WHAT THE TASK ASKS: Copy each line of the data below with the word "Signale".

(Stored data)
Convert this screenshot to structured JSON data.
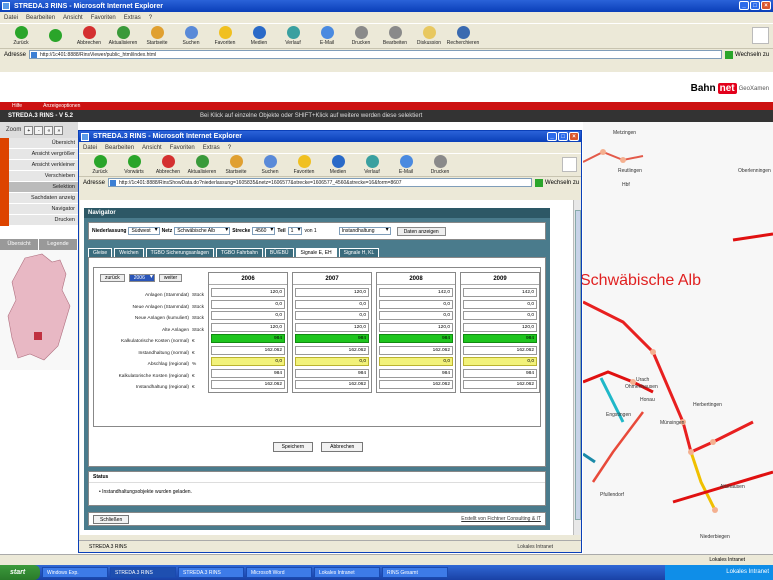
{
  "outer": {
    "title": "STREDA.3 RINS - Microsoft Internet Explorer",
    "menu": [
      "Datei",
      "Bearbeiten",
      "Ansicht",
      "Favoriten",
      "Extras",
      "?"
    ],
    "toolbar": [
      "Zurück",
      "",
      "Abbrechen",
      "Aktualisieren",
      "Startseite",
      "Suchen",
      "Favoriten",
      "Medien",
      "Verlauf",
      "E-Mail",
      "Drucken",
      "Bearbeiten",
      "Diskussion",
      "Recherchieren"
    ],
    "address_label": "Adresse",
    "address": "http://1c401:8888/RinsViewer/public_html/index.html",
    "go_label": "Wechseln zu",
    "redbar": [
      "Hilfe",
      "Anzeigeoptionen"
    ],
    "version": "STREDA.3 RINS - V 5.2",
    "message": "Bei Klick auf einzelne Objekte oder SHIFT+Klick auf weitere werden diese selektiert",
    "zoom_label": "Zoom",
    "zoom_buttons": [
      "+",
      "-",
      "«",
      "»"
    ],
    "logo": {
      "bahn": "Bahn",
      "net": "net",
      "geo": "GeoXamen"
    },
    "nav": [
      "Übersicht",
      "Ansicht vergrößer",
      "Ansicht verkleiner",
      "Verschieben",
      "Selektion",
      "Sachdaten anzeig",
      "Navigator",
      "Drucken"
    ],
    "overview_tabs": [
      "Übersicht",
      "Legende"
    ],
    "map_label": "Schwäbische Alb",
    "map_places": [
      "Metzingen",
      "Oberlenningen",
      "Reutlingen",
      "Hbf",
      "Urach",
      "Ohmenhausen",
      "Honau",
      "Engstingen",
      "Herbertingen",
      "Münsingen",
      "Pfullendorf",
      "Altshausen",
      "Niederbiegen"
    ],
    "status_zone": "Lokales Intranet"
  },
  "inner": {
    "title": "STREDA.3 RINS - Microsoft Internet Explorer",
    "menu": [
      "Datei",
      "Bearbeiten",
      "Ansicht",
      "Favoriten",
      "Extras",
      "?"
    ],
    "toolbar": [
      "Zurück",
      "Vorwärts",
      "Abbrechen",
      "Aktualisieren",
      "Startseite",
      "Suchen",
      "Favoriten",
      "Medien",
      "Verlauf",
      "E-Mail",
      "Drucken"
    ],
    "address_label": "Adresse",
    "address": "http://1c401:8888/RinsShowData.do?niederlassung=1605835&netz=1606577&strecke=1606577_4560&strecke=16&form=8607",
    "go_label": "Wechseln zu",
    "status_left": "STREDA.3 RINS",
    "status_zone": "Lokales Intranet",
    "navigator": {
      "title": "Navigator",
      "niederlassung_label": "Niederlassung",
      "niederlassung_value": "Südwest",
      "netz_label": "Netz",
      "netz_value": "Schwäbische Alb",
      "strecke_label": "Strecke",
      "strecke_value": "4560",
      "teil_label": "Teil",
      "teil_value": "1",
      "teil_von": "von 1",
      "mode_value": "Instandhaltung",
      "show_button": "Daten anzeigen",
      "tabs": [
        "Gleise",
        "Weichen",
        "TGBO Sicherungsanlagen",
        "TGBO Fahrbahn",
        "BÜ/EBÜ",
        "Signale E, EH",
        "Signale H, KL"
      ],
      "active_tab": "Signale E, EH",
      "prev_button": "zurück",
      "year_select": "2006",
      "next_button": "weiter",
      "rows": [
        {
          "label": "Anlagen (Stammdat)",
          "unit": "Stück"
        },
        {
          "label": "Neue Anlagen (Stammdat)",
          "unit": "Stück"
        },
        {
          "label": "Neue Anlagen (kumuliert)",
          "unit": "Stück"
        },
        {
          "label": "Alte Anlagen",
          "unit": "Stück"
        },
        {
          "label": "Kalkulatorische Kosten (normal)",
          "unit": "€"
        },
        {
          "label": "Instandhaltung (normal)",
          "unit": "€"
        },
        {
          "label": "Abschlag (regional)",
          "unit": "%"
        },
        {
          "label": "Kalkulatorische Kosten (regional)",
          "unit": "€"
        },
        {
          "label": "Instandhaltung (regional)",
          "unit": "€"
        }
      ],
      "years": [
        {
          "year": "2006",
          "values": [
            "120,0",
            "0,0",
            "0,0",
            "120,0",
            "984",
            "162.062",
            "0,0",
            "984",
            "162.062"
          ]
        },
        {
          "year": "2007",
          "values": [
            "120,0",
            "0,0",
            "0,0",
            "120,0",
            "984",
            "162.062",
            "0,0",
            "984",
            "162.062"
          ]
        },
        {
          "year": "2008",
          "values": [
            "142,0",
            "0,0",
            "0,0",
            "120,0",
            "984",
            "162.062",
            "0,0",
            "984",
            "162.062"
          ]
        },
        {
          "year": "2009",
          "values": [
            "142,0",
            "0,0",
            "0,0",
            "120,0",
            "984",
            "162.062",
            "0,0",
            "984",
            "162.062"
          ]
        }
      ],
      "save_button": "Speichern",
      "cancel_button": "Abbrechen",
      "status_title": "Status",
      "status_message": "Instandhaltungsobjekte wurden geladen.",
      "close_button": "Schließen",
      "credit": "Erstellt von Fichtner Consulting & IT"
    }
  },
  "taskbar": {
    "start": "start",
    "tasks": [
      "Windows Exp.",
      "STREDA.3 RINS",
      "STREDA.3 RINS",
      "Microsoft Word",
      "Lokales Intranet",
      "RINS Gesamt"
    ],
    "active_index": 1,
    "zone": "Lokales Intranet"
  }
}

SOLUTION TO THIS EXERCISE:
        "Signale E, EH",
        "Signale H, KL"
      "active_tab": "Signale E, EH",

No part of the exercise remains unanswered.